■ **Goal**
Reproduce the lines of the material exactly, excluding every image.

____________________

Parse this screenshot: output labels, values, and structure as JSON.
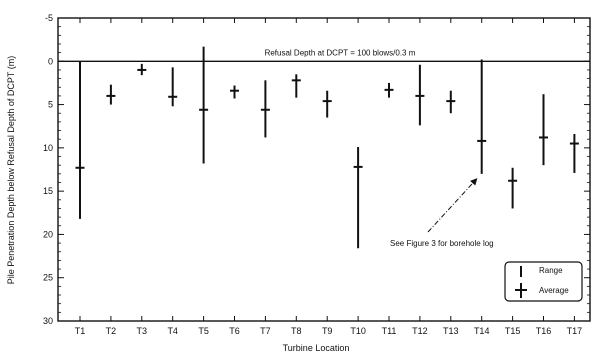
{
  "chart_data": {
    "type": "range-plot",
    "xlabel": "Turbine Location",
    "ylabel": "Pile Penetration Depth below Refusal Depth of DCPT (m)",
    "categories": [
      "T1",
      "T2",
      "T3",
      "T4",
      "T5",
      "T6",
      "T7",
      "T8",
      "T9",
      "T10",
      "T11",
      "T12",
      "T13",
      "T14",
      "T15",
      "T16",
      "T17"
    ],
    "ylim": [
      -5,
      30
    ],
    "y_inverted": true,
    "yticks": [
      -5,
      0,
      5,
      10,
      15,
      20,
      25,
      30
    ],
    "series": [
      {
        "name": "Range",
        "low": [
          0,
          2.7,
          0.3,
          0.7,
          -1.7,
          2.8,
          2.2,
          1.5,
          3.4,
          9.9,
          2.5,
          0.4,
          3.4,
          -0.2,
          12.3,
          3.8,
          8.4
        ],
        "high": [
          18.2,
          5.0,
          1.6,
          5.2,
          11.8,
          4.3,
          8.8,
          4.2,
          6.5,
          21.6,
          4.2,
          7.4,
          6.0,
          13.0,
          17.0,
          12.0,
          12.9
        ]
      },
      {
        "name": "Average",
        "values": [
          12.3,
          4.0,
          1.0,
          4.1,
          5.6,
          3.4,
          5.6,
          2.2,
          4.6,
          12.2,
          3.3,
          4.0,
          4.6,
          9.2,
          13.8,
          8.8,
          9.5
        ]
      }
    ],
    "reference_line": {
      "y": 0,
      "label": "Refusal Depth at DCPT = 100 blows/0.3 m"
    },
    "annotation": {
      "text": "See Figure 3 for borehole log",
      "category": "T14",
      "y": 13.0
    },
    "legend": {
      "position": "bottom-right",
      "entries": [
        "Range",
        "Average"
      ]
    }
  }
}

____________________

■ **In response**
Parse this screenshot: output labels, values, and structure as JSON.
{
  "chart_data": {
    "type": "range-plot",
    "xlabel": "Turbine Location",
    "ylabel": "Pile Penetration Depth below Refusal Depth of DCPT (m)",
    "categories": [
      "T1",
      "T2",
      "T3",
      "T4",
      "T5",
      "T6",
      "T7",
      "T8",
      "T9",
      "T10",
      "T11",
      "T12",
      "T13",
      "T14",
      "T15",
      "T16",
      "T17"
    ],
    "ylim": [
      -5,
      30
    ],
    "y_inverted": true,
    "yticks": [
      -5,
      0,
      5,
      10,
      15,
      20,
      25,
      30
    ],
    "series": [
      {
        "name": "Range",
        "low": [
          0,
          2.7,
          0.3,
          0.7,
          -1.7,
          2.8,
          2.2,
          1.5,
          3.4,
          9.9,
          2.5,
          0.4,
          3.4,
          -0.2,
          12.3,
          3.8,
          8.4
        ],
        "high": [
          18.2,
          5.0,
          1.6,
          5.2,
          11.8,
          4.3,
          8.8,
          4.2,
          6.5,
          21.6,
          4.2,
          7.4,
          6.0,
          13.0,
          17.0,
          12.0,
          12.9
        ]
      },
      {
        "name": "Average",
        "values": [
          12.3,
          4.0,
          1.0,
          4.1,
          5.6,
          3.4,
          5.6,
          2.2,
          4.6,
          12.2,
          3.3,
          4.0,
          4.6,
          9.2,
          13.8,
          8.8,
          9.5
        ]
      }
    ],
    "reference_line": {
      "y": 0,
      "label": "Refusal Depth at DCPT = 100 blows/0.3 m"
    },
    "annotation": {
      "text": "See Figure 3 for borehole log",
      "category": "T14",
      "y": 13.0
    },
    "legend": {
      "position": "bottom-right",
      "entries": [
        "Range",
        "Average"
      ]
    }
  }
}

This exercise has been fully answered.